▶ What the exercise asks
Go over the entries below line by line, copying each one that contains the word "from".

**** Data supplied

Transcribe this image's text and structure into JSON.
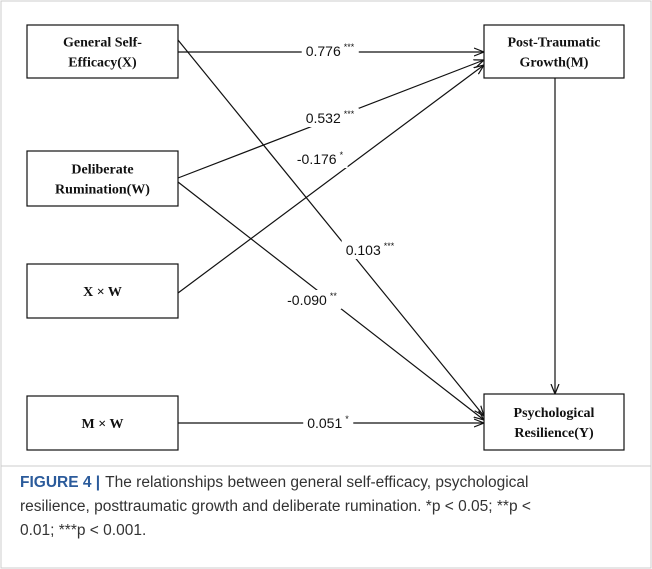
{
  "nodes": [
    {
      "id": "X",
      "lines": [
        "General Self-",
        "Efficacy(X)"
      ]
    },
    {
      "id": "W",
      "lines": [
        "Deliberate",
        "Rumination(W)"
      ]
    },
    {
      "id": "XW",
      "lines": [
        "X × W"
      ]
    },
    {
      "id": "MW",
      "lines": [
        "M × W"
      ]
    },
    {
      "id": "M",
      "lines": [
        "Post-Traumatic",
        "Growth(M)"
      ]
    },
    {
      "id": "Y",
      "lines": [
        "Psychological",
        "Resilience(Y)"
      ]
    }
  ],
  "edges": [
    {
      "from": "X",
      "to": "M",
      "coef": "0.776",
      "sig": "***"
    },
    {
      "from": "W",
      "to": "M",
      "coef": "0.532",
      "sig": "***"
    },
    {
      "from": "XW",
      "to": "M",
      "coef": "-0.176",
      "sig": "*"
    },
    {
      "from": "X",
      "to": "Y",
      "coef": "0.103",
      "sig": "***"
    },
    {
      "from": "W",
      "to": "Y",
      "coef": "-0.090",
      "sig": "**"
    },
    {
      "from": "M",
      "to": "Y"
    },
    {
      "from": "MW",
      "to": "Y",
      "coef": "0.051",
      "sig": "*"
    }
  ],
  "caption": {
    "label": "FIGURE 4 |",
    "lines": [
      "The relationships between general self-efficacy, psychological",
      "resilience, posttraumatic growth and deliberate rumination. *p < 0.05; **p <",
      "0.01; ***p < 0.001."
    ]
  }
}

********

▶ Solution to this task
      "from": "X",
      "from": "W",
      "from": "XW",
      "from": "X",
      "from": "W",
      "from": "M",
      "from": "MW",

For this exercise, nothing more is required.